Task material
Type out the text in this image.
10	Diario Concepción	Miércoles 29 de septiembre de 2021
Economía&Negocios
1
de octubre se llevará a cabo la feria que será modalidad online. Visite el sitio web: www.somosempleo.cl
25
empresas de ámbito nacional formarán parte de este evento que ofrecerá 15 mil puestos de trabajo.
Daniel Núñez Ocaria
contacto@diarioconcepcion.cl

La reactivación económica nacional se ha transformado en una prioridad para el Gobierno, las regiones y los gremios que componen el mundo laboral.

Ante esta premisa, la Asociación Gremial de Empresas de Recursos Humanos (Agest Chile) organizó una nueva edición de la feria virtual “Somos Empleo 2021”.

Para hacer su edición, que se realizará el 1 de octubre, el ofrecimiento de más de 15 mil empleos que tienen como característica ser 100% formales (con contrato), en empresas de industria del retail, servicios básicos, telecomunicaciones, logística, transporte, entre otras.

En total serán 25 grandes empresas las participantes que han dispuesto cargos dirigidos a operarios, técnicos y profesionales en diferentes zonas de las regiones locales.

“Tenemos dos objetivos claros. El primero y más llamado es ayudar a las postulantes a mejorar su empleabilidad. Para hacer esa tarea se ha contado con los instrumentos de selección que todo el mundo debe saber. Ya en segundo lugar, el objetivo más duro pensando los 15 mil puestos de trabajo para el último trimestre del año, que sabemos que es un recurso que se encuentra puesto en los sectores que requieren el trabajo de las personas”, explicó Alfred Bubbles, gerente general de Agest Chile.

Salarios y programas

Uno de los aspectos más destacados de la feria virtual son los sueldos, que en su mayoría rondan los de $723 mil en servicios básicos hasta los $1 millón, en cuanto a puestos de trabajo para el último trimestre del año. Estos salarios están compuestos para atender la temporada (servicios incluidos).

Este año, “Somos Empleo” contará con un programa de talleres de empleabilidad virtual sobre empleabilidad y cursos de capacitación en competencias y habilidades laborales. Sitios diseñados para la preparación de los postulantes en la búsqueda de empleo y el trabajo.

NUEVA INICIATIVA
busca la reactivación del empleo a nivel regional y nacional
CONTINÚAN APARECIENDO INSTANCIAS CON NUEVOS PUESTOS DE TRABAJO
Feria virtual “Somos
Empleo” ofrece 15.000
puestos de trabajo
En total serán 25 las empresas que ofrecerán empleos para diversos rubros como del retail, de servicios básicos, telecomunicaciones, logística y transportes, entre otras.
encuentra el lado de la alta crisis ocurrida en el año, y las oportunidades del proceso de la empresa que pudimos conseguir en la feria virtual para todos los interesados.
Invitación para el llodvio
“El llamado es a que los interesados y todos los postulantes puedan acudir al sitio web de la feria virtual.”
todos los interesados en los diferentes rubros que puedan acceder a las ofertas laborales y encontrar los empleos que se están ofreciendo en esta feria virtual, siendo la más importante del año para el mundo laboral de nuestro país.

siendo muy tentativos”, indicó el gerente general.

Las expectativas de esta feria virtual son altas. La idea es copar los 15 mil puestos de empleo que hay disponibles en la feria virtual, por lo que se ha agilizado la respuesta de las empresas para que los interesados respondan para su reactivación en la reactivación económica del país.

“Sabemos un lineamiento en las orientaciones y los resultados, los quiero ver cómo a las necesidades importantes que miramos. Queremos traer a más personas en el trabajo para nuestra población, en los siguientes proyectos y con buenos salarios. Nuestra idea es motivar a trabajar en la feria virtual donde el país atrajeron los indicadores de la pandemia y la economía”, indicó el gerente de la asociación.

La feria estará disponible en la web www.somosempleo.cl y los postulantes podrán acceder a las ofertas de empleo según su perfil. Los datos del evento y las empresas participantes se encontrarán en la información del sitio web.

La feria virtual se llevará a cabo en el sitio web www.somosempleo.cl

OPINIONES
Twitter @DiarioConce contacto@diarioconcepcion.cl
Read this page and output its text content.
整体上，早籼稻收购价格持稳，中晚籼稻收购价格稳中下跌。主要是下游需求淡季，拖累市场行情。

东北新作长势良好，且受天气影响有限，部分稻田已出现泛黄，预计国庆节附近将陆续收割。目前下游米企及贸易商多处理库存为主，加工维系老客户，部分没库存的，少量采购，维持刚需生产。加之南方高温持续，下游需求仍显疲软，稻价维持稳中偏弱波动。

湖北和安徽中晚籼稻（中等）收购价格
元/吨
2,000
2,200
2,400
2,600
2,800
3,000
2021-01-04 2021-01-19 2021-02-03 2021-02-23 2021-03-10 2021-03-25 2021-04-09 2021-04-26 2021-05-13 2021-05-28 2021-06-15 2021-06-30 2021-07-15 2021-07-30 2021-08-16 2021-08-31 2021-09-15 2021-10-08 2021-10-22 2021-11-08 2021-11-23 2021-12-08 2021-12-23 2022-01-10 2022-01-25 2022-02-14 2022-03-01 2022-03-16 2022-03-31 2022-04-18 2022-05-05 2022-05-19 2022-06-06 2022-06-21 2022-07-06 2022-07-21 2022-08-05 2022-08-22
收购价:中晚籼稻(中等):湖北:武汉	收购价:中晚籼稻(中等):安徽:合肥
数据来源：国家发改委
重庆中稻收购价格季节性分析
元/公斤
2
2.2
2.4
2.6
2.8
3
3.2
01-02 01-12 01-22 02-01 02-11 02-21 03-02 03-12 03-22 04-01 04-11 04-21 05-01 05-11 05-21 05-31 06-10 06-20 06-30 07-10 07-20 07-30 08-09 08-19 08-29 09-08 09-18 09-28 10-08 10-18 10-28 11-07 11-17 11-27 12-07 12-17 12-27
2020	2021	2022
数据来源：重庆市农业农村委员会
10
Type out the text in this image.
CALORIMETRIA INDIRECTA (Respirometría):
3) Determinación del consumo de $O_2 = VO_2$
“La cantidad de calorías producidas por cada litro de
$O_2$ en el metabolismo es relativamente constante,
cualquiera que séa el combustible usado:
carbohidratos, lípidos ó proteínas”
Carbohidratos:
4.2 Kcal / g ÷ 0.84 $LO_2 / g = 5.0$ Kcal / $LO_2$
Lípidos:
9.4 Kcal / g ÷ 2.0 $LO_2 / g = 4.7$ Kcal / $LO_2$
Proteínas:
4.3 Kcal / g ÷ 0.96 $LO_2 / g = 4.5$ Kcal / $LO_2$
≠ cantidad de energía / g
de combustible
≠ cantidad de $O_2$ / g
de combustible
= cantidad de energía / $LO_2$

Task goal
Using the data above, repeat every line exactly.

Solution
Type out the text in this image.
10	Diario Concepción	Miércoles 29 de septiembre de 2021
Economía&Negocios
1
de octubre se llevará a cabo la feria que será modalidad online. Visite el sitio web: www.somosempleo.cl
25
empresas de ámbito nacional formarán parte de este evento que ofrecerá 15 mil puestos de trabajo.
Daniel Núñez Ocaria
contacto@diarioconcepcion.cl

La reactivación económica nacional se ha transformado en una prioridad para el Gobierno, las regiones y los gremios que componen el mundo laboral.

Ante esta premisa, la Asociación Gremial de Empresas de Recursos Humanos (Agest Chile) organizó una nueva edición de la feria virtual “Somos Empleo 2021”.

Para hacer su edición, que se realizará el 1 de octubre, el ofrecimiento de más de 15 mil empleos que tienen como característica ser 100% formales (con contrato), en empresas de industria del retail, servicios básicos, telecomunicaciones, logística, transporte, entre otras.

En total serán 25 grandes empresas las participantes que han dispuesto cargos dirigidos a operarios, técnicos y profesionales en diferentes zonas de las regiones locales.

“Tenemos dos objetivos claros. El primero y más llamado es ayudar a las postulantes a mejorar su empleabilidad. Para hacer esa tarea se ha contado con los instrumentos de selección que todo el mundo debe saber. Ya en segundo lugar, el objetivo más duro pensando los 15 mil puestos de trabajo para el último trimestre del año, que sabemos que es un recurso que se encuentra puesto en los sectores que requieren el trabajo de las personas”, explicó Alfred Bubbles, gerente general de Agest Chile.

Salarios y programas

Uno de los aspectos más destacados de la feria virtual son los sueldos, que en su mayoría rondan los de $723 mil en servicios básicos hasta los $1 millón, en cuanto a puestos de trabajo para el último trimestre del año. Estos salarios están compuestos para atender la temporada (servicios incluidos).

Este año, “Somos Empleo” contará con un programa de talleres de empleabilidad virtual sobre empleabilidad y cursos de capacitación en competencias y habilidades laborales. Sitios diseñados para la preparación de los postulantes en la búsqueda de empleo y el trabajo.

NUEVA INICIATIVA
busca la reactivación del empleo a nivel regional y nacional
CONTINÚAN APARECIENDO INSTANCIAS CON NUEVOS PUESTOS DE TRABAJO
Feria virtual “Somos
Empleo” ofrece 15.000
puestos de trabajo
En total serán 25 las empresas que ofrecerán empleos para diversos rubros como del retail, de servicios básicos, telecomunicaciones, logística y transportes, entre otras.
encuentra el lado de la alta crisis ocurrida en el año, y las oportunidades del proceso de la empresa que pudimos conseguir en la feria virtual para todos los interesados.
Invitación para el llodvio
“El llamado es a que los interesados y todos los postulantes puedan acudir al sitio web de la feria virtual.”
todos los interesados en los diferentes rubros que puedan acceder a las ofertas laborales y encontrar los empleos que se están ofreciendo en esta feria virtual, siendo la más importante del año para el mundo laboral de nuestro país.

siendo muy tentativos”, indicó el gerente general.

Las expectativas de esta feria virtual son altas. La idea es copar los 15 mil puestos de empleo que hay disponibles en la feria virtual, por lo que se ha agilizado la respuesta de las empresas para que los interesados respondan para su reactivación en la reactivación económica del país.

“Sabemos un lineamiento en las orientaciones y los resultados, los quiero ver cómo a las necesidades importantes que miramos. Queremos traer a más personas en el trabajo para nuestra población, en los siguientes proyectos y con buenos salarios. Nuestra idea es motivar a trabajar en la feria virtual donde el país atrajeron los indicadores de la pandemia y la economía”, indicó el gerente de la asociación.

La feria estará disponible en la web www.somosempleo.cl y los postulantes podrán acceder a las ofertas de empleo según su perfil. Los datos del evento y las empresas participantes se encontrarán en la información del sitio web.

La feria virtual se llevará a cabo en el sitio web www.somosempleo.cl

OPINIONES
Twitter @DiarioConce contacto@diarioconcepcion.cl
Read this page and output its text content.
整体上，早籼稻收购价格持稳，中晚籼稻收购价格稳中下跌。主要是下游需求淡季，拖累市场行情。

东北新作长势良好，且受天气影响有限，部分稻田已出现泛黄，预计国庆节附近将陆续收割。目前下游米企及贸易商多处理库存为主，加工维系老客户，部分没库存的，少量采购，维持刚需生产。加之南方高温持续，下游需求仍显疲软，稻价维持稳中偏弱波动。

湖北和安徽中晚籼稻（中等）收购价格
元/吨
2,000
2,200
2,400
2,600
2,800
3,000
2021-01-04 2021-01-19 2021-02-03 2021-02-23 2021-03-10 2021-03-25 2021-04-09 2021-04-26 2021-05-13 2021-05-28 2021-06-15 2021-06-30 2021-07-15 2021-07-30 2021-08-16 2021-08-31 2021-09-15 2021-10-08 2021-10-22 2021-11-08 2021-11-23 2021-12-08 2021-12-23 2022-01-10 2022-01-25 2022-02-14 2022-03-01 2022-03-16 2022-03-31 2022-04-18 2022-05-05 2022-05-19 2022-06-06 2022-06-21 2022-07-06 2022-07-21 2022-08-05 2022-08-22
收购价:中晚籼稻(中等):湖北:武汉	收购价:中晚籼稻(中等):安徽:合肥
数据来源：国家发改委
重庆中稻收购价格季节性分析
元/公斤
2
2.2
2.4
2.6
2.8
3
3.2
01-02 01-12 01-22 02-01 02-11 02-21 03-02 03-12 03-22 04-01 04-11 04-21 05-01 05-11 05-21 05-31 06-10 06-20 06-30 07-10 07-20 07-30 08-09 08-19 08-29 09-08 09-18 09-28 10-08 10-18 10-28 11-07 11-17 11-27 12-07 12-17 12-27
2020	2021	2022
数据来源：重庆市农业农村委员会
10
Type out the text in this image.
CALORIMETRIA INDIRECTA (Respirometría):
3) Determinación del consumo de $O_2 = VO_2$
“La cantidad de calorías producidas por cada litro de
$O_2$ en el metabolismo es relativamente constante,
cualquiera que séa el combustible usado:
carbohidratos, lípidos ó proteínas”
Carbohidratos:
4.2 Kcal / g ÷ 0.84 $LO_2 / g = 5.0$ Kcal / $LO_2$
Lípidos:
9.4 Kcal / g ÷ 2.0 $LO_2 / g = 4.7$ Kcal / $LO_2$
Proteínas:
4.3 Kcal / g ÷ 0.96 $LO_2 / g = 4.5$ Kcal / $LO_2$
≠ cantidad de energía / g
de combustible
≠ cantidad de $O_2$ / g
de combustible
= cantidad de energía / $LO_2$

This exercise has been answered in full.